▸ WHAT NEEDS TO BE DONE
From the listing below, extract every line containing "document".

[Stored entries]
┌──
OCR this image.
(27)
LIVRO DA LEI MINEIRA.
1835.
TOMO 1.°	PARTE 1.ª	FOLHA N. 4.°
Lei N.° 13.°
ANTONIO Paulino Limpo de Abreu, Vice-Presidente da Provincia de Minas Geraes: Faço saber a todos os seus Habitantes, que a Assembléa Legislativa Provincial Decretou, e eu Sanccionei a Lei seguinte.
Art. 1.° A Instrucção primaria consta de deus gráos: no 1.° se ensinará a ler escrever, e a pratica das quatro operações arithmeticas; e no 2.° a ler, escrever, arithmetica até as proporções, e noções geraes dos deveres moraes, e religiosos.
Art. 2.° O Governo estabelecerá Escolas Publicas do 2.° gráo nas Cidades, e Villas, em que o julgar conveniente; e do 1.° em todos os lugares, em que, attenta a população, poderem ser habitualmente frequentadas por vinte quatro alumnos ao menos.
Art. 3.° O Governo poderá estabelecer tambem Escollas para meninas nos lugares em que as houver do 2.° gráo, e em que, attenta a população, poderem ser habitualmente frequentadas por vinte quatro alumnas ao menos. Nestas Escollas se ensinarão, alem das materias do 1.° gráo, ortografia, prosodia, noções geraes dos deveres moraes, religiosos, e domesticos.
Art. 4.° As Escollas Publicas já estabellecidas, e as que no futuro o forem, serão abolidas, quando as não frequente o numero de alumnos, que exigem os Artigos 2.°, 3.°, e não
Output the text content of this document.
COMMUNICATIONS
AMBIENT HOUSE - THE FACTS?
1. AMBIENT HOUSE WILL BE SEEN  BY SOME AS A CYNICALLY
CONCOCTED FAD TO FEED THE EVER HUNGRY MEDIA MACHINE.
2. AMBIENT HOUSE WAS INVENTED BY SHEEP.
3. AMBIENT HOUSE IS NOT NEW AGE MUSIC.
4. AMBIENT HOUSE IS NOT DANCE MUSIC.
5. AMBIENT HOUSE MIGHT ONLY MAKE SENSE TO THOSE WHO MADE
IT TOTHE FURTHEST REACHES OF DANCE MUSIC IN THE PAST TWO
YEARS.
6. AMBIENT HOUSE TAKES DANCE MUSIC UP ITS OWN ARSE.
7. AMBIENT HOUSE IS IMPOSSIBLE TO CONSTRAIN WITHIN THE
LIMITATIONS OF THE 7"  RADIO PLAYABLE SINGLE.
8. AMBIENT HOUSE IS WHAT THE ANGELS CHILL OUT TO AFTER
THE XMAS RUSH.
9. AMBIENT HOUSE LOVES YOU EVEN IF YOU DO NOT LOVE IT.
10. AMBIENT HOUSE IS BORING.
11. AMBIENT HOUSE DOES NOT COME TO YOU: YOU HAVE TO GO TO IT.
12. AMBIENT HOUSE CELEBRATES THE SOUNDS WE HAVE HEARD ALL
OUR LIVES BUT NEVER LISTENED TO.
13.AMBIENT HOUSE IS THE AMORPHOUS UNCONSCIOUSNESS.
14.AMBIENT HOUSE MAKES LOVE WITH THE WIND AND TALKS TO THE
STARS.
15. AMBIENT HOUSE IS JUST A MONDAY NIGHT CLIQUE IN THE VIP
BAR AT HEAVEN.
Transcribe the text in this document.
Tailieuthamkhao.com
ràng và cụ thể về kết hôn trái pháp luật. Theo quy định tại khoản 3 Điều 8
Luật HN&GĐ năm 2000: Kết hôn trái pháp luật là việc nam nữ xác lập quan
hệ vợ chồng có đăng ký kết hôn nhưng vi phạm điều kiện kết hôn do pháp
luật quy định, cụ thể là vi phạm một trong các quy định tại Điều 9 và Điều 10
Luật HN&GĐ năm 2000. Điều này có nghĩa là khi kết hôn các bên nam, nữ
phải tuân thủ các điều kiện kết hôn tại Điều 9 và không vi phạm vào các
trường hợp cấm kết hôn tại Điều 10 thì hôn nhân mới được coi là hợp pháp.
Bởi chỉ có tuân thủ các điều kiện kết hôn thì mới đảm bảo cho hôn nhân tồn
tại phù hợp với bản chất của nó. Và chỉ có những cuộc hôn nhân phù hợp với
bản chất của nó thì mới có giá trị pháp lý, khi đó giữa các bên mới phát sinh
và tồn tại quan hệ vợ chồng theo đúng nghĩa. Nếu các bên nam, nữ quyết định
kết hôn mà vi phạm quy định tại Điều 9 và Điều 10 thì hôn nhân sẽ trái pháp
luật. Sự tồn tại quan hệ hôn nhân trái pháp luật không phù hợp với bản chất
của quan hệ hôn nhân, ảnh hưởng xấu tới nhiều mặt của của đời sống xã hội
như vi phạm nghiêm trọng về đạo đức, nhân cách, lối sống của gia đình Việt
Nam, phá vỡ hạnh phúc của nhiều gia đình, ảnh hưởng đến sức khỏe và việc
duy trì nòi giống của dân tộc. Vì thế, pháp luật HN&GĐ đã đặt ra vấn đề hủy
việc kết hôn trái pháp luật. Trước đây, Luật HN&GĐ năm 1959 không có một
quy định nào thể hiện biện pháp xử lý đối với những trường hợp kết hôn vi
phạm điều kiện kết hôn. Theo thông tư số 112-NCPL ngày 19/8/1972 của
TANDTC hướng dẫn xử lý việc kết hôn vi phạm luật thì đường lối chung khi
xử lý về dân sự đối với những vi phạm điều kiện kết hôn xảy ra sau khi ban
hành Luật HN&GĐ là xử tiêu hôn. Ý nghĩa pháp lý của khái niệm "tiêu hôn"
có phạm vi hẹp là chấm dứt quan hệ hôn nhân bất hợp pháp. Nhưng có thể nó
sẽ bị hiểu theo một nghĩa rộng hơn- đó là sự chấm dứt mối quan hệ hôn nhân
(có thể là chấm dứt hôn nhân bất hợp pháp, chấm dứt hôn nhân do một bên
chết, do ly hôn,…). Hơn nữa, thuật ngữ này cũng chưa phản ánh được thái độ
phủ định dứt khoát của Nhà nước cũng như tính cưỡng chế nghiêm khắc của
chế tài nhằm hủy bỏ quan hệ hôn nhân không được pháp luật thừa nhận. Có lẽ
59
└──
▸ EXERCISE ANSWER
Output the text content of this document.
Transcribe the text in this document.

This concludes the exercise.